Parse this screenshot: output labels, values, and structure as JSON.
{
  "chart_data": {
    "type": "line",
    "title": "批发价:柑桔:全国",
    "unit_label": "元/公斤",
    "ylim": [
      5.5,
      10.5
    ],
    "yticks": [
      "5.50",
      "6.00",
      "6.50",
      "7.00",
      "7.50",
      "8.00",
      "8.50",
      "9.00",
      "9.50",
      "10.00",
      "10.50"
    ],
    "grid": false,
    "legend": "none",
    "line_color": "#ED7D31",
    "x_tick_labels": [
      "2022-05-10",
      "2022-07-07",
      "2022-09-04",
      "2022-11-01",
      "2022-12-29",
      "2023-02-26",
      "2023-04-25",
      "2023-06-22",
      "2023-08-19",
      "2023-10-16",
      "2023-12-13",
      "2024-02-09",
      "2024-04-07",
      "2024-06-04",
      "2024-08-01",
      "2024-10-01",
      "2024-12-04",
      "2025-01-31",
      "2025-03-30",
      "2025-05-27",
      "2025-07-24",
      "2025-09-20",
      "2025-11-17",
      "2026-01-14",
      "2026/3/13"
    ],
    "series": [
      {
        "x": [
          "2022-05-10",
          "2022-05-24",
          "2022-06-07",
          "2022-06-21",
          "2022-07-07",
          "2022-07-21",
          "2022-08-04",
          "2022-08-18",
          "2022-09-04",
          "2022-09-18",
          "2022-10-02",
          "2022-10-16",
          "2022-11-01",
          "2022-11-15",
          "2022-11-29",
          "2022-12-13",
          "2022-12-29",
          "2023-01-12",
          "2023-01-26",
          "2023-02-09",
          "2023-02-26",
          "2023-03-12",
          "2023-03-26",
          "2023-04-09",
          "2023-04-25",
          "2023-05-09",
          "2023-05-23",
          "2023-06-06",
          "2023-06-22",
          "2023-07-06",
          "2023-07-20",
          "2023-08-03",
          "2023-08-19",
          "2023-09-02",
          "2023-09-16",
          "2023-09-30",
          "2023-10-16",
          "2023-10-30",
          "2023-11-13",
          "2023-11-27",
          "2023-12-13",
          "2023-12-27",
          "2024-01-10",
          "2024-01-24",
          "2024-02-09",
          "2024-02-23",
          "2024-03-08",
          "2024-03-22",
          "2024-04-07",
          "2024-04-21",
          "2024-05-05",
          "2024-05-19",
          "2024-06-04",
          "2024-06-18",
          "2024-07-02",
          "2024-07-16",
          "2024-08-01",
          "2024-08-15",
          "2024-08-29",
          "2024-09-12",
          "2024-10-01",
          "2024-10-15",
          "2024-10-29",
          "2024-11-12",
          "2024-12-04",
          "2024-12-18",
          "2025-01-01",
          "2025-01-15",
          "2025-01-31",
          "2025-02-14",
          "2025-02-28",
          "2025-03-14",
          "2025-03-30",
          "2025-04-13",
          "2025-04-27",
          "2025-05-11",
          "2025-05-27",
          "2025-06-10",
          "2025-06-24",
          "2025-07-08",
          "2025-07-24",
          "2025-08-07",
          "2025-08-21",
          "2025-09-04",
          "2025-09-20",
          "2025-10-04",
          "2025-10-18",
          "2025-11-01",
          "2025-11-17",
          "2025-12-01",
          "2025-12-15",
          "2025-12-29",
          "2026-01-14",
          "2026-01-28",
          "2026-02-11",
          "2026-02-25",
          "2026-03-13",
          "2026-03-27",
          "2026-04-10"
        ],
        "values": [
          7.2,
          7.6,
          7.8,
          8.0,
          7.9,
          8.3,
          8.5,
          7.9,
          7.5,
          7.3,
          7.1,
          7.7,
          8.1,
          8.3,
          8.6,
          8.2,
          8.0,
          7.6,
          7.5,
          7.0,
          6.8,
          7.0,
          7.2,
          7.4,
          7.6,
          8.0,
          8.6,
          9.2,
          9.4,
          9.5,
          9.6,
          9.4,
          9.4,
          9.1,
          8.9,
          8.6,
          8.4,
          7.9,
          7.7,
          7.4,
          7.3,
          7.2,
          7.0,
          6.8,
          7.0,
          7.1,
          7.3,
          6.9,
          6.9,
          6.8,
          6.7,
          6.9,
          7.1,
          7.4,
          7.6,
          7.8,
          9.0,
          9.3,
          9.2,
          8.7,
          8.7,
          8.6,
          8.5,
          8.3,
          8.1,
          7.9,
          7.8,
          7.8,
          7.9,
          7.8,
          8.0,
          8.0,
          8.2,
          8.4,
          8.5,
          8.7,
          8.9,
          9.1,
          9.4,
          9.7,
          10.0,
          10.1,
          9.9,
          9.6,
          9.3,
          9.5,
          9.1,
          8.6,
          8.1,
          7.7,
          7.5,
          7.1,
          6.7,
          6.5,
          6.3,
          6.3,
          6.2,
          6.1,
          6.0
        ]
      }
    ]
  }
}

[WHAT TO PRODUCE]: Above are the records; copy all of them exactly.

[COMPLETE OUTPUT]:
Parse this screenshot: output labels, values, and structure as JSON.
{
  "chart_data": {
    "type": "line",
    "title": "批发价:柑桔:全国",
    "unit_label": "元/公斤",
    "ylim": [
      5.5,
      10.5
    ],
    "yticks": [
      "5.50",
      "6.00",
      "6.50",
      "7.00",
      "7.50",
      "8.00",
      "8.50",
      "9.00",
      "9.50",
      "10.00",
      "10.50"
    ],
    "grid": false,
    "legend": "none",
    "line_color": "#ED7D31",
    "x_tick_labels": [
      "2022-05-10",
      "2022-07-07",
      "2022-09-04",
      "2022-11-01",
      "2022-12-29",
      "2023-02-26",
      "2023-04-25",
      "2023-06-22",
      "2023-08-19",
      "2023-10-16",
      "2023-12-13",
      "2024-02-09",
      "2024-04-07",
      "2024-06-04",
      "2024-08-01",
      "2024-10-01",
      "2024-12-04",
      "2025-01-31",
      "2025-03-30",
      "2025-05-27",
      "2025-07-24",
      "2025-09-20",
      "2025-11-17",
      "2026-01-14",
      "2026/3/13"
    ],
    "series": [
      {
        "x": [
          "2022-05-10",
          "2022-05-24",
          "2022-06-07",
          "2022-06-21",
          "2022-07-07",
          "2022-07-21",
          "2022-08-04",
          "2022-08-18",
          "2022-09-04",
          "2022-09-18",
          "2022-10-02",
          "2022-10-16",
          "2022-11-01",
          "2022-11-15",
          "2022-11-29",
          "2022-12-13",
          "2022-12-29",
          "2023-01-12",
          "2023-01-26",
          "2023-02-09",
          "2023-02-26",
          "2023-03-12",
          "2023-03-26",
          "2023-04-09",
          "2023-04-25",
          "2023-05-09",
          "2023-05-23",
          "2023-06-06",
          "2023-06-22",
          "2023-07-06",
          "2023-07-20",
          "2023-08-03",
          "2023-08-19",
          "2023-09-02",
          "2023-09-16",
          "2023-09-30",
          "2023-10-16",
          "2023-10-30",
          "2023-11-13",
          "2023-11-27",
          "2023-12-13",
          "2023-12-27",
          "2024-01-10",
          "2024-01-24",
          "2024-02-09",
          "2024-02-23",
          "2024-03-08",
          "2024-03-22",
          "2024-04-07",
          "2024-04-21",
          "2024-05-05",
          "2024-05-19",
          "2024-06-04",
          "2024-06-18",
          "2024-07-02",
          "2024-07-16",
          "2024-08-01",
          "2024-08-15",
          "2024-08-29",
          "2024-09-12",
          "2024-10-01",
          "2024-10-15",
          "2024-10-29",
          "2024-11-12",
          "2024-12-04",
          "2024-12-18",
          "2025-01-01",
          "2025-01-15",
          "2025-01-31",
          "2025-02-14",
          "2025-02-28",
          "2025-03-14",
          "2025-03-30",
          "2025-04-13",
          "2025-04-27",
          "2025-05-11",
          "2025-05-27",
          "2025-06-10",
          "2025-06-24",
          "2025-07-08",
          "2025-07-24",
          "2025-08-07",
          "2025-08-21",
          "2025-09-04",
          "2025-09-20",
          "2025-10-04",
          "2025-10-18",
          "2025-11-01",
          "2025-11-17",
          "2025-12-01",
          "2025-12-15",
          "2025-12-29",
          "2026-01-14",
          "2026-01-28",
          "2026-02-11",
          "2026-02-25",
          "2026-03-13",
          "2026-03-27",
          "2026-04-10"
        ],
        "values": [
          7.2,
          7.6,
          7.8,
          8.0,
          7.9,
          8.3,
          8.5,
          7.9,
          7.5,
          7.3,
          7.1,
          7.7,
          8.1,
          8.3,
          8.6,
          8.2,
          8.0,
          7.6,
          7.5,
          7.0,
          6.8,
          7.0,
          7.2,
          7.4,
          7.6,
          8.0,
          8.6,
          9.2,
          9.4,
          9.5,
          9.6,
          9.4,
          9.4,
          9.1,
          8.9,
          8.6,
          8.4,
          7.9,
          7.7,
          7.4,
          7.3,
          7.2,
          7.0,
          6.8,
          7.0,
          7.1,
          7.3,
          6.9,
          6.9,
          6.8,
          6.7,
          6.9,
          7.1,
          7.4,
          7.6,
          7.8,
          9.0,
          9.3,
          9.2,
          8.7,
          8.7,
          8.6,
          8.5,
          8.3,
          8.1,
          7.9,
          7.8,
          7.8,
          7.9,
          7.8,
          8.0,
          8.0,
          8.2,
          8.4,
          8.5,
          8.7,
          8.9,
          9.1,
          9.4,
          9.7,
          10.0,
          10.1,
          9.9,
          9.6,
          9.3,
          9.5,
          9.1,
          8.6,
          8.1,
          7.7,
          7.5,
          7.1,
          6.7,
          6.5,
          6.3,
          6.3,
          6.2,
          6.1,
          6.0
        ]
      }
    ]
  }
}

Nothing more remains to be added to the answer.